• **What you need to do**
Substitute "x-axis-label" for every occurrence of "x-tick-label" in the rows below, then write the rows out again with nothing else changed.

□ □ □ □

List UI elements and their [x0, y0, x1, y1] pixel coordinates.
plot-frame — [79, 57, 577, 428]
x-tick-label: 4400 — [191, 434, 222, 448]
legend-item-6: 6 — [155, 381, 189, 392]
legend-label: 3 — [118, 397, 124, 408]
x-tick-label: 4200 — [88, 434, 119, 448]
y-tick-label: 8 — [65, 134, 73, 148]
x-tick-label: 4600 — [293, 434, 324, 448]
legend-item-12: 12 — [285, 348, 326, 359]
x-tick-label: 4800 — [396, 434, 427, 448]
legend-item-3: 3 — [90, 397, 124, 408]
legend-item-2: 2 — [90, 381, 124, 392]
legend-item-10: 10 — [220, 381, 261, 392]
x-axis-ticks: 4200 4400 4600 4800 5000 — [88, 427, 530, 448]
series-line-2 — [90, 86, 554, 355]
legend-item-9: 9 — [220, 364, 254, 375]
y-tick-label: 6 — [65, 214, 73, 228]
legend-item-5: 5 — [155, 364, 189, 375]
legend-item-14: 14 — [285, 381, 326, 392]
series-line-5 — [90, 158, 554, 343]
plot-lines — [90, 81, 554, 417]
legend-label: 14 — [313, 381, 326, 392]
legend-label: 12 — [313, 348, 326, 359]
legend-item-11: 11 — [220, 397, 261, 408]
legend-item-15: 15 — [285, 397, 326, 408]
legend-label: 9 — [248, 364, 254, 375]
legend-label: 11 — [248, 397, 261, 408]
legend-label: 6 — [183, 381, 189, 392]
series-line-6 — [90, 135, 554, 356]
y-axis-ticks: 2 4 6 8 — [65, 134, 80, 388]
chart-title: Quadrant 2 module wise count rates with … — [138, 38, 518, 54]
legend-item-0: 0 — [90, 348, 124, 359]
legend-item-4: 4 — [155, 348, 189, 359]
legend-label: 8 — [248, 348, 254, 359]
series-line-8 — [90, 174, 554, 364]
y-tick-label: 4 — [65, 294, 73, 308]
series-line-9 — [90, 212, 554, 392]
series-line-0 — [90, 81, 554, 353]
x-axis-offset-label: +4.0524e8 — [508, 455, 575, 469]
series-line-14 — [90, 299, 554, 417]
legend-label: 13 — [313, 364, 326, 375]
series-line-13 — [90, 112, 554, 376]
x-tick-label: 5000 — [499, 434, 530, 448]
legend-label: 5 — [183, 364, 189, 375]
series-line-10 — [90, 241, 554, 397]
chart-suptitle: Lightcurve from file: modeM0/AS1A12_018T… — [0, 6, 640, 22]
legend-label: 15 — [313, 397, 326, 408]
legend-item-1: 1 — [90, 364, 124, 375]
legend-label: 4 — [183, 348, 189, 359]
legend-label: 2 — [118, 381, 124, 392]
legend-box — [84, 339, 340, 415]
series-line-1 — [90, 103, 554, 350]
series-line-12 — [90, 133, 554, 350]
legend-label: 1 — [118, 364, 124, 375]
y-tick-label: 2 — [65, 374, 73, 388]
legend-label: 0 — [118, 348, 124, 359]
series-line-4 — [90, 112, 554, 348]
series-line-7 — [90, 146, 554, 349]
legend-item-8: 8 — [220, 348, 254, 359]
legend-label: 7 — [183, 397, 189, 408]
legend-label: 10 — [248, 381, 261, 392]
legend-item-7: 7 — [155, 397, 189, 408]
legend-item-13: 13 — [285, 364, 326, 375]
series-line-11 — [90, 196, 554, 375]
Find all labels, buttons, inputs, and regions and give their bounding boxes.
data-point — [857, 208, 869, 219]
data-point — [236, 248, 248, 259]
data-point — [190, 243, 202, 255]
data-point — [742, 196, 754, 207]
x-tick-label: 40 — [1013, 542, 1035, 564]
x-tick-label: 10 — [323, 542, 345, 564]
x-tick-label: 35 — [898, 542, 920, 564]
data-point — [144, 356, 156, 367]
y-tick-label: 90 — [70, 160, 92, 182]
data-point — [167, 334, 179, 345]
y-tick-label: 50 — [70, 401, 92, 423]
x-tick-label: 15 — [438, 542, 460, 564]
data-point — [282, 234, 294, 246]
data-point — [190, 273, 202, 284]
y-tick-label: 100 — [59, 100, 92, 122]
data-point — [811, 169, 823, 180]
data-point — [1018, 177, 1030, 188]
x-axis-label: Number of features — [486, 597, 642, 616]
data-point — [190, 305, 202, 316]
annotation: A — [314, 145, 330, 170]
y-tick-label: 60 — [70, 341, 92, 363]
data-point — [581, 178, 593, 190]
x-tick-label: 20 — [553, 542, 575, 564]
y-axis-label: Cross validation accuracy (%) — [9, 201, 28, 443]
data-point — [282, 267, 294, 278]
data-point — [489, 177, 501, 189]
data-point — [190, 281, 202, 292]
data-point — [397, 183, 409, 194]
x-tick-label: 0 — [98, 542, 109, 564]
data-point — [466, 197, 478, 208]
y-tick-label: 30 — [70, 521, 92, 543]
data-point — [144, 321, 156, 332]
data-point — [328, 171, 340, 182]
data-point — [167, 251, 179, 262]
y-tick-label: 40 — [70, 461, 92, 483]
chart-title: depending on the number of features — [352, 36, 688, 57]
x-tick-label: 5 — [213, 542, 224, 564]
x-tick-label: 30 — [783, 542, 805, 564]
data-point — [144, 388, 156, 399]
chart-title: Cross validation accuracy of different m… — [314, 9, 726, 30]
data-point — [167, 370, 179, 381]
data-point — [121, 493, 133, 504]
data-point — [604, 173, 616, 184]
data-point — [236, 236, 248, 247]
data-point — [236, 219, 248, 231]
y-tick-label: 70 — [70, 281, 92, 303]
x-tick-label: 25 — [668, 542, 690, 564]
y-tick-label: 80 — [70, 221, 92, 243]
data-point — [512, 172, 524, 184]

□ □ □ □

• **Exercise response**
List UI elements and their [x0, y0, x1, y1] pixel coordinates.
plot-frame — [79, 57, 577, 428]
x-axis-label: 4400 — [191, 434, 222, 448]
legend-item-6: 6 — [155, 381, 189, 392]
legend-label: 3 — [118, 397, 124, 408]
x-axis-label: 4200 — [88, 434, 119, 448]
y-tick-label: 8 — [65, 134, 73, 148]
x-axis-label: 4600 — [293, 434, 324, 448]
legend-item-12: 12 — [285, 348, 326, 359]
x-axis-label: 4800 — [396, 434, 427, 448]
legend-item-3: 3 — [90, 397, 124, 408]
legend-item-2: 2 — [90, 381, 124, 392]
legend-item-10: 10 — [220, 381, 261, 392]
x-axis-ticks: 4200 4400 4600 4800 5000 — [88, 427, 530, 448]
series-line-2 — [90, 86, 554, 355]
legend-item-9: 9 — [220, 364, 254, 375]
y-tick-label: 6 — [65, 214, 73, 228]
legend-item-5: 5 — [155, 364, 189, 375]
legend-item-14: 14 — [285, 381, 326, 392]
series-line-5 — [90, 158, 554, 343]
plot-lines — [90, 81, 554, 417]
legend-label: 14 — [313, 381, 326, 392]
legend-label: 12 — [313, 348, 326, 359]
legend-item-11: 11 — [220, 397, 261, 408]
legend-item-15: 15 — [285, 397, 326, 408]
legend-label: 9 — [248, 364, 254, 375]
legend-label: 11 — [248, 397, 261, 408]
legend-label: 6 — [183, 381, 189, 392]
series-line-6 — [90, 135, 554, 356]
y-axis-ticks: 2 4 6 8 — [65, 134, 80, 388]
chart-title: Quadrant 2 module wise count rates with … — [138, 38, 518, 54]
legend-item-0: 0 — [90, 348, 124, 359]
legend-item-4: 4 — [155, 348, 189, 359]
legend-label: 8 — [248, 348, 254, 359]
series-line-8 — [90, 174, 554, 364]
y-tick-label: 4 — [65, 294, 73, 308]
series-line-9 — [90, 212, 554, 392]
series-line-0 — [90, 81, 554, 353]
x-axis-offset-label: +4.0524e8 — [508, 455, 575, 469]
series-line-14 — [90, 299, 554, 417]
legend-label: 13 — [313, 364, 326, 375]
series-line-13 — [90, 112, 554, 376]
x-axis-label: 5000 — [499, 434, 530, 448]
legend-label: 5 — [183, 364, 189, 375]
series-line-10 — [90, 241, 554, 397]
chart-suptitle: Lightcurve from file: modeM0/AS1A12_018T… — [0, 6, 640, 22]
legend-label: 15 — [313, 397, 326, 408]
legend-item-1: 1 — [90, 364, 124, 375]
legend-label: 4 — [183, 348, 189, 359]
legend-label: 2 — [118, 381, 124, 392]
legend-box — [84, 339, 340, 415]
series-line-1 — [90, 103, 554, 350]
series-line-12 — [90, 133, 554, 350]
legend-label: 1 — [118, 364, 124, 375]
y-tick-label: 2 — [65, 374, 73, 388]
legend-label: 0 — [118, 348, 124, 359]
series-line-4 — [90, 112, 554, 348]
series-line-7 — [90, 146, 554, 349]
legend-item-8: 8 — [220, 348, 254, 359]
legend-label: 7 — [183, 397, 189, 408]
legend-label: 10 — [248, 381, 261, 392]
legend-item-7: 7 — [155, 397, 189, 408]
legend-item-13: 13 — [285, 364, 326, 375]
series-line-11 — [90, 196, 554, 375]
Find all labels, buttons, inputs, and regions and give their bounding boxes.
data-point — [857, 208, 869, 219]
data-point — [236, 248, 248, 259]
data-point — [190, 243, 202, 255]
data-point — [742, 196, 754, 207]
x-axis-label: 40 — [1013, 542, 1035, 564]
x-axis-label: 10 — [323, 542, 345, 564]
x-axis-label: 35 — [898, 542, 920, 564]
data-point — [144, 356, 156, 367]
y-tick-label: 90 — [70, 160, 92, 182]
data-point — [167, 334, 179, 345]
y-tick-label: 50 — [70, 401, 92, 423]
x-axis-label: 15 — [438, 542, 460, 564]
data-point — [282, 234, 294, 246]
data-point — [190, 273, 202, 284]
y-tick-label: 100 — [59, 100, 92, 122]
data-point — [811, 169, 823, 180]
data-point — [1018, 177, 1030, 188]
x-axis-label: Number of features — [486, 597, 642, 616]
data-point — [190, 305, 202, 316]
annotation: A — [314, 145, 330, 170]
y-tick-label: 60 — [70, 341, 92, 363]
data-point — [581, 178, 593, 190]
x-axis-label: 20 — [553, 542, 575, 564]
y-axis-label: Cross validation accuracy (%) — [9, 201, 28, 443]
data-point — [282, 267, 294, 278]
data-point — [489, 177, 501, 189]
data-point — [190, 281, 202, 292]
data-point — [397, 183, 409, 194]
x-axis-label: 0 — [98, 542, 109, 564]
data-point — [466, 197, 478, 208]
y-tick-label: 30 — [70, 521, 92, 543]
data-point — [144, 321, 156, 332]
data-point — [328, 171, 340, 182]
data-point — [167, 251, 179, 262]
y-tick-label: 40 — [70, 461, 92, 483]
chart-title: depending on the number of features — [352, 36, 688, 57]
x-axis-label: 5 — [213, 542, 224, 564]
x-axis-label: 30 — [783, 542, 805, 564]
data-point — [144, 388, 156, 399]
chart-title: Cross validation accuracy of different m… — [314, 9, 726, 30]
data-point — [167, 370, 179, 381]
data-point — [121, 493, 133, 504]
data-point — [604, 173, 616, 184]
data-point — [236, 236, 248, 247]
data-point — [236, 219, 248, 231]
y-tick-label: 70 — [70, 281, 92, 303]
x-axis-label: 25 — [668, 542, 690, 564]
y-tick-label: 80 — [70, 221, 92, 243]
data-point — [512, 172, 524, 184]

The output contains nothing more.